*SELECTED TEXT*.

┌──

November 30, 2017

What is TDA?

Topological Data Analysis (TDA) is a way of looking at the topology of data, rather than linear fits or probability models. What's the shape of data?

Pros: shape persists however you "rotate" your data (point of view matters less).

Today: TDA with R

  • Example of a circle with TDA and TDAmapper packages
  • Example of an infinity symbol
  • Stock data (messy, real life)

Packages

library(BatchGetSymbols)
library(reshape2)
library(TDA)
library(TDAmapper)
library(igraph)

Circle first

circle1 <- circleUnif(60)
circle2 <- circleUnif(60,r=2)+3
circles <- rbind(circle1,circle2)
plot(circles)

Circle persistence diagram

Persistence diagram: birth and death of homology classes

TDAmapper for the circle

circlemapper <- mapper1D(distance_matrix=dist(circles), filter_values = circles[,1], 
  num_intervals =  12, 
  percent_overlap = 50,
  num_bins_when_clustering =12)
g2 <- graph.adjacency(circlemapper$adjacency,   
  mode="undirected")

Plot result from TDAmapper for circles

plot(g2, layout = layout.auto(g2) )

Infinity symbol

infinitydf<- cbind(2*cos(0.5*(1:100)),sin(1:100))
plot(infinitydf)

Persistence diagram

TDAmapper

infinitymapper <- mapper1D(distance_matrix=dist(infinitydf), 
  filter_values = infinitydf[,1], 
  num_intervals =  12, 
  percent_overlap = 50,
  num_bins_when_clustering =12)

g2 <- graph.adjacency(infinitymapper$adjacency, 
  mode="undirected")

TDAmapper for infinity symbol

Financial data!

  • With students Jacqueline Cai and Hao Li at the University of Minnesota
  • Inspired by paper "Topology Data Analysis Of Critical Transitions in Financial Networks" by Marian Gidea
  • Visualize transition in stock correlations before crisis (?)

Get stock data and make log returns matrix

first.date <- as.Date('2004/01/01')
last.date <- as.Date('2009/09/30')
tickers <- c('MMM','AXP','AAPL','BA','CAT','CVX','CSCO','KO','DWDP','XOM','GE','GS','HD','IBM','INTC','JNJ','JPM','MCD','MRK','MSFT','NKE','PFE','PG','TRV','UNH','UTX','VZ','WMT','DIS')
data <- BatchGetSymbols(tickers = tickers,
                        first.date = first.date,
                        last.date = last.date)
## 
## Running BatchGetSymbols for:
##    tickers = MMM, AXP, AAPL, BA, CAT, CVX, CSCO, KO, DWDP, XOM, GE, GS, HD, IBM, INTC, JNJ, JPM, MCD, MRK, MSFT, NKE, PFE, PG, TRV, UNH, UTX, VZ, WMT, DIS
##    Downloading data for benchmark ticker
## Downloading Data for MMM from yahoo (1|29) - Nice!
## Downloading Data for AXP from yahoo (2|29) - Well done!
## Downloading Data for AAPL from yahoo (3|29) - Well done!

└──

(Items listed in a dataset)
┌──

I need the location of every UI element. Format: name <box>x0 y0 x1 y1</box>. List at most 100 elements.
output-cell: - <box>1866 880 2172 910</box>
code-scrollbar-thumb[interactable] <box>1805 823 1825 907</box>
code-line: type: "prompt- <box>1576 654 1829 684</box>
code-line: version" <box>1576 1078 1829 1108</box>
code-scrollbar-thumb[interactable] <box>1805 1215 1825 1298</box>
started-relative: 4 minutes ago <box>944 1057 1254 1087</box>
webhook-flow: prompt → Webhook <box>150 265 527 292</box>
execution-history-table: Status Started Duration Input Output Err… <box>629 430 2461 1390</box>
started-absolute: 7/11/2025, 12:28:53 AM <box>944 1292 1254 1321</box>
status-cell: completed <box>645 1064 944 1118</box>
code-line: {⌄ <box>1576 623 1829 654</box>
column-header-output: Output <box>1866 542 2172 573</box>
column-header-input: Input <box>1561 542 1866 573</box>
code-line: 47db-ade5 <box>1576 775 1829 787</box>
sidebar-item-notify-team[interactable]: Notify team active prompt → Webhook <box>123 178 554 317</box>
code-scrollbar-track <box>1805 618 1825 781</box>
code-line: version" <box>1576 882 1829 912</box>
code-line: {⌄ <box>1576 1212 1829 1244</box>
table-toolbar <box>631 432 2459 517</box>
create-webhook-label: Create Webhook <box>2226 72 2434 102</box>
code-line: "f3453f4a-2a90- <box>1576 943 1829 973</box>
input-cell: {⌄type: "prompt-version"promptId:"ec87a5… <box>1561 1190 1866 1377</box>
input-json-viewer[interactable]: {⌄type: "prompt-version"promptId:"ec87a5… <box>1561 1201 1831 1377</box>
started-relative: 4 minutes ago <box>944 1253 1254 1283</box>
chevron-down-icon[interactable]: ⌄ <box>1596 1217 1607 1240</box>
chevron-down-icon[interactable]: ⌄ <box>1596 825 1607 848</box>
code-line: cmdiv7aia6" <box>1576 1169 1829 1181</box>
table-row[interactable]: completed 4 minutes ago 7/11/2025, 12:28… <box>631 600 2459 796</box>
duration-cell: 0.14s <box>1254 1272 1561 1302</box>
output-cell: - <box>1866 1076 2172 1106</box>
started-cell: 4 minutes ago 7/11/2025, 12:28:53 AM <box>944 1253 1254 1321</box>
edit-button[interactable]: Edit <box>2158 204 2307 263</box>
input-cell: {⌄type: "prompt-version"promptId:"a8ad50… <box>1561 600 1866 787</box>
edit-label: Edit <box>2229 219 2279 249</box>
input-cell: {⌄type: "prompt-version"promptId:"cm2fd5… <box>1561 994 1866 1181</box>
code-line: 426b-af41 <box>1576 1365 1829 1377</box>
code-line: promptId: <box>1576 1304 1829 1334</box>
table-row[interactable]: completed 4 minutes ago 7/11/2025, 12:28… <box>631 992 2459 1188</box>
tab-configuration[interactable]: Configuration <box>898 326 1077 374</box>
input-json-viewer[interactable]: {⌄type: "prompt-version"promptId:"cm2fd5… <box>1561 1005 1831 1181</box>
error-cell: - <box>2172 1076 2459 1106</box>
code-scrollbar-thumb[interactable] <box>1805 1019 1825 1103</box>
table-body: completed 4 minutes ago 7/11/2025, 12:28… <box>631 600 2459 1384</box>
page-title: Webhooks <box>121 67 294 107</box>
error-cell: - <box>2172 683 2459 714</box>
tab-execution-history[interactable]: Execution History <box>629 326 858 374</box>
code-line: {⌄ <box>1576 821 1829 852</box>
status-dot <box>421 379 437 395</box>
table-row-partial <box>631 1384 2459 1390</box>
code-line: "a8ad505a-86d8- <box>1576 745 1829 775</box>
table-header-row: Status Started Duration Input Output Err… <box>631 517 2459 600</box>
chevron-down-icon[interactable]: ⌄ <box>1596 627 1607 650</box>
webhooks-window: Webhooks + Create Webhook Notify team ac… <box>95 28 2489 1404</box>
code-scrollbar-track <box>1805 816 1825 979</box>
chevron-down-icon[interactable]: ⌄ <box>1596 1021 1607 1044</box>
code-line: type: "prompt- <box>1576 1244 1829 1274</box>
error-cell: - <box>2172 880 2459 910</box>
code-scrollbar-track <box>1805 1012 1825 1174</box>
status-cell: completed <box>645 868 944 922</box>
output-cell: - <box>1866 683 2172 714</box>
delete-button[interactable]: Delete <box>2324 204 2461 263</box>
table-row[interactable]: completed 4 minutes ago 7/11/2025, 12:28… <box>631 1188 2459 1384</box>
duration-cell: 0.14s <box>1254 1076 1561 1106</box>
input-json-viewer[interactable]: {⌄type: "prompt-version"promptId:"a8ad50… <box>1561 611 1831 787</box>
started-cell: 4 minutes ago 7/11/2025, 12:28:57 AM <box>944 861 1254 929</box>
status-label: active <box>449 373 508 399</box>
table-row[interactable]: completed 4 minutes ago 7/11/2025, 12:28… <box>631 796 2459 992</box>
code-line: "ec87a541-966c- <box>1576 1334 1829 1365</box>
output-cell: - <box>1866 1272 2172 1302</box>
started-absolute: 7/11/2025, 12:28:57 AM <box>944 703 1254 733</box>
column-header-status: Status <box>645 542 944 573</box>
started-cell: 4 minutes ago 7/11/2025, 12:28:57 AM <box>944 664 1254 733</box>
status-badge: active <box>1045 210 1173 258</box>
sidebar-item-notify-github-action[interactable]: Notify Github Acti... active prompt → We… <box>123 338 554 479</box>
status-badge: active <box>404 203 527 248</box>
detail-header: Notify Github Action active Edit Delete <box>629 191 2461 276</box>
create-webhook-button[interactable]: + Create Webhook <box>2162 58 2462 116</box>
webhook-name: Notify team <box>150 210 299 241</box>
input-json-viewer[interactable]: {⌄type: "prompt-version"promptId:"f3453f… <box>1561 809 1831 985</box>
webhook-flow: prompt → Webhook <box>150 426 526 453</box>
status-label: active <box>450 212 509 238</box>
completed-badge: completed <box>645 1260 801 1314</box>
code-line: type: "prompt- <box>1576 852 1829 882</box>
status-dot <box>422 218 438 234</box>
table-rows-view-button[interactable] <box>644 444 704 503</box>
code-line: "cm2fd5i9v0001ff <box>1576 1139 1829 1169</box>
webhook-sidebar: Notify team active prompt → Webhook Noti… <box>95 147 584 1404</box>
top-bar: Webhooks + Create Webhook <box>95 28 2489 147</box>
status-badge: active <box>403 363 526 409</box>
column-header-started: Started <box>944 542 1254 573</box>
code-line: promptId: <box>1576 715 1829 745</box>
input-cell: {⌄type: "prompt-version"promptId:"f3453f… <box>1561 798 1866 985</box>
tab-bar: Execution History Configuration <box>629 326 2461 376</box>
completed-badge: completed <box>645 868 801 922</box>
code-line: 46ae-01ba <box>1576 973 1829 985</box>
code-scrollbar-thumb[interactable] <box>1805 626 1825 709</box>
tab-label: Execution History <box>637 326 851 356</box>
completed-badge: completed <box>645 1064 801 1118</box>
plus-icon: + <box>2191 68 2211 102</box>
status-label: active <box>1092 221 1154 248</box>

└──

*CHALLENGES*.
A: Transcribe the topological data analysis walkthrough from "Today: TDA with" to "library(BatchGetSymbols)".
B: Write the next part of the topological data analysis walkthrough, picking up after its last line.
These rows were taken from a separate source.

*ANSWERS TO EACH TASK*.
A:
Today: TDA with R

  • Example of a circle with TDA and TDAmapper packages
  • Example of an infinity symbol
  • Stock data (messy, real life)

Packages

library(BatchGetSymbols)

B:
## Downloading Data for BA from yahoo (4|29) - Good job!
## Downloading Data for CAT from yahoo (5|29) - Good job!
## Downloading Data for CVX from yahoo (6|29) - Got it!
## Downloading Data for CSCO from yahoo (7|29) - Boa!
## Downloading Data for KO from yahoo (8|29) - Got it!
## Downloading Data for DWDP from yahoo (9|29) - Nice!
## Downloading Data for XOM from yahoo (10|29) - OK!
## Downloading Data for GE from yahoo (11|29) - OK!
## Downloading Data for GS from yahoo (12|29) - Nice!
## Downloading Data for HD from yahoo (13|29) - Well done!
## Downloading Data for IBM from yahoo (14|29) - Well done!
## Downloading Data for INTC from yahoo (15|29) - OK!
## Downloading Data for JNJ from yahoo (16|29) - Good stuff!
## Downloading Data for JPM from yahoo (17|29) - Good stuff!
## Downloading Data for MCD from yahoo (18|29) - Got it!
## Downloading Data for MRK from yahoo (19|29) - Well done!
## Downloading Data for MSFT from yahoo (20|29) - Good stuff!
## Downloading Data for NKE from yahoo (21|29) - Well done!
## Downloading Data for PFE from yahoo (22|29) - Got it!
## Downloading Data for PG from yahoo (23|29) - Boa!
## Downloading Data for TRV from yahoo (24|29) - Well done!
## Downloading Data for UNH from yahoo (25|29) - Good job!
## Downloading Data for UTX from yahoo (26|29) - Good stuff!
## Downloading Data for VZ from yahoo (27|29) - Well done!
## Downloading Data for WMT from yahoo (28|29) - OK!
## Downloading Data for DIS from yahoo (29|29) - Good job!
newdata <- BatchGetSymbols(tickers = tickers,
            first.date = as.Date('2017/05/01'),
            last.date = as.Date('2017/10/01'))
## 
## Running BatchGetSymbols for:
##    tickers = MMM, AXP, AAPL, BA, CAT, CVX, CSCO, KO, DWDP, XOM, GE, GS, HD, IBM, INTC, JNJ, JPM, MCD, MRK, MSFT, NKE, PFE, PG, TRV, UNH, UTX, VZ, WMT, DIS
##    Downloading data for benchmark ticker
## Downloading Data for MMM from yahoo (1|29) - Nice!
## Downloading Data for AXP from yahoo (2|29) - Good stuff!
## Downloading Data for AAPL from yahoo (3|29) - Nice!
## Downloading Data for BA from yahoo (4|29) - Good job!
## Downloading Data for CAT from yahoo (5|29) - Good stuff!
## Downloading Data for CVX from yahoo (6|29) - OK!
## Downloading Data for CSCO from yahoo (7|29) - Boa!
## Downloading Data for KO from yahoo (8|29) - OK!
## Downloading Data for DWDP from yahoo (9|29) - OK!
## Downloading Data for XOM from yahoo (10|29) - Nice!
## Downloading Data for GE from yahoo (11|29) - Well done!
## Downloading Data for GS from yahoo (12|29) - Well done!
## Downloading Data for HD from yahoo (13|29) - Nice!
## Downloading Data for IBM from yahoo (14|29) - Boa!
## Downloading Data for INTC from yahoo (15|29) - Nice!
## Downloading Data for JNJ from yahoo (16|29) - Got it!
## Downloading Data for JPM from yahoo (17|29) - Nice!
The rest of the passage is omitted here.